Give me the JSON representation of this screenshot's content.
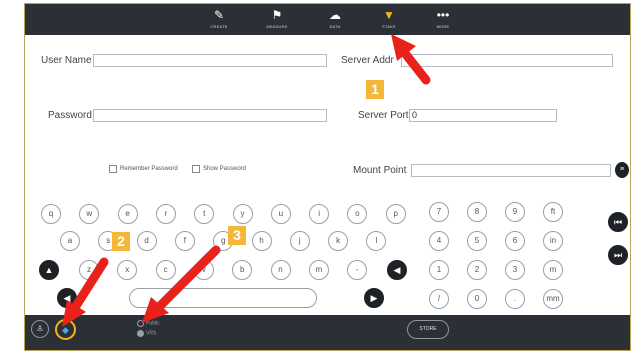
{
  "toolbar": {
    "items": [
      {
        "label": "CREATE",
        "icon": "pencil-icon"
      },
      {
        "label": "MEASURE",
        "icon": "flag-icon"
      },
      {
        "label": "DATA",
        "icon": "cloud-sync-icon"
      },
      {
        "label": "STAKE",
        "icon": "stake-pin-icon",
        "active": true
      },
      {
        "label": "MORE",
        "icon": "more-dots-icon"
      }
    ]
  },
  "form": {
    "username_label": "User Name",
    "username_value": "",
    "password_label": "Password",
    "password_value": "",
    "server_address_label": "Server Addr",
    "server_address_value": "",
    "server_port_label": "Server Port",
    "server_port_value": "0",
    "mount_point_label": "Mount Point",
    "mount_point_value": "",
    "remember_password_label": "Remember Password",
    "show_password_label": "Show Password"
  },
  "keyboard": {
    "row1": [
      "q",
      "w",
      "e",
      "r",
      "t",
      "y",
      "u",
      "i",
      "o",
      "p"
    ],
    "row2": [
      "a",
      "s",
      "d",
      "f",
      "g",
      "h",
      "j",
      "k",
      "l"
    ],
    "row3": [
      "z",
      "x",
      "c",
      "v",
      "b",
      "n",
      "m",
      "-"
    ],
    "numpad": [
      [
        "7",
        "8",
        "9",
        "ft"
      ],
      [
        "4",
        "5",
        "6",
        "in"
      ],
      [
        "1",
        "2",
        "3",
        "m"
      ],
      [
        "/",
        "0",
        ".",
        "mm"
      ]
    ],
    "shift_glyph": "▲",
    "backspace_glyph": "◀",
    "left_glyph": "◀",
    "right_glyph": "▶",
    "prev_glyph": "⏮",
    "next_glyph": "⏭"
  },
  "bottombar": {
    "radio_options": [
      {
        "label": "Public",
        "selected": false
      },
      {
        "label": "VRS",
        "selected": true
      }
    ],
    "store_label": "STORE"
  },
  "annotations": {
    "badges": [
      "1",
      "2",
      "3"
    ],
    "accent_color": "#f4b73a",
    "arrow_color": "#e8221b"
  }
}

◆ ◆ ◆

[SHORT EXERCISE] Repeat every record precisely. Any picture among them stays out of the copy.

[SOLVED PROBLEM]
Give me the JSON representation of this screenshot's content.
{
  "toolbar": {
    "items": [
      {
        "label": "CREATE",
        "icon": "pencil-icon"
      },
      {
        "label": "MEASURE",
        "icon": "flag-icon"
      },
      {
        "label": "DATA",
        "icon": "cloud-sync-icon"
      },
      {
        "label": "STAKE",
        "icon": "stake-pin-icon",
        "active": true
      },
      {
        "label": "MORE",
        "icon": "more-dots-icon"
      }
    ]
  },
  "form": {
    "username_label": "User Name",
    "username_value": "",
    "password_label": "Password",
    "password_value": "",
    "server_address_label": "Server Addr",
    "server_address_value": "",
    "server_port_label": "Server Port",
    "server_port_value": "0",
    "mount_point_label": "Mount Point",
    "mount_point_value": "",
    "remember_password_label": "Remember Password",
    "show_password_label": "Show Password"
  },
  "keyboard": {
    "row1": [
      "q",
      "w",
      "e",
      "r",
      "t",
      "y",
      "u",
      "i",
      "o",
      "p"
    ],
    "row2": [
      "a",
      "s",
      "d",
      "f",
      "g",
      "h",
      "j",
      "k",
      "l"
    ],
    "row3": [
      "z",
      "x",
      "c",
      "v",
      "b",
      "n",
      "m",
      "-"
    ],
    "numpad": [
      [
        "7",
        "8",
        "9",
        "ft"
      ],
      [
        "4",
        "5",
        "6",
        "in"
      ],
      [
        "1",
        "2",
        "3",
        "m"
      ],
      [
        "/",
        "0",
        ".",
        "mm"
      ]
    ],
    "shift_glyph": "▲",
    "backspace_glyph": "◀",
    "left_glyph": "◀",
    "right_glyph": "▶",
    "prev_glyph": "⏮",
    "next_glyph": "⏭"
  },
  "bottombar": {
    "radio_options": [
      {
        "label": "Public",
        "selected": false
      },
      {
        "label": "VRS",
        "selected": true
      }
    ],
    "store_label": "STORE"
  },
  "annotations": {
    "badges": [
      "1",
      "2",
      "3"
    ],
    "accent_color": "#f4b73a",
    "arrow_color": "#e8221b"
  }
}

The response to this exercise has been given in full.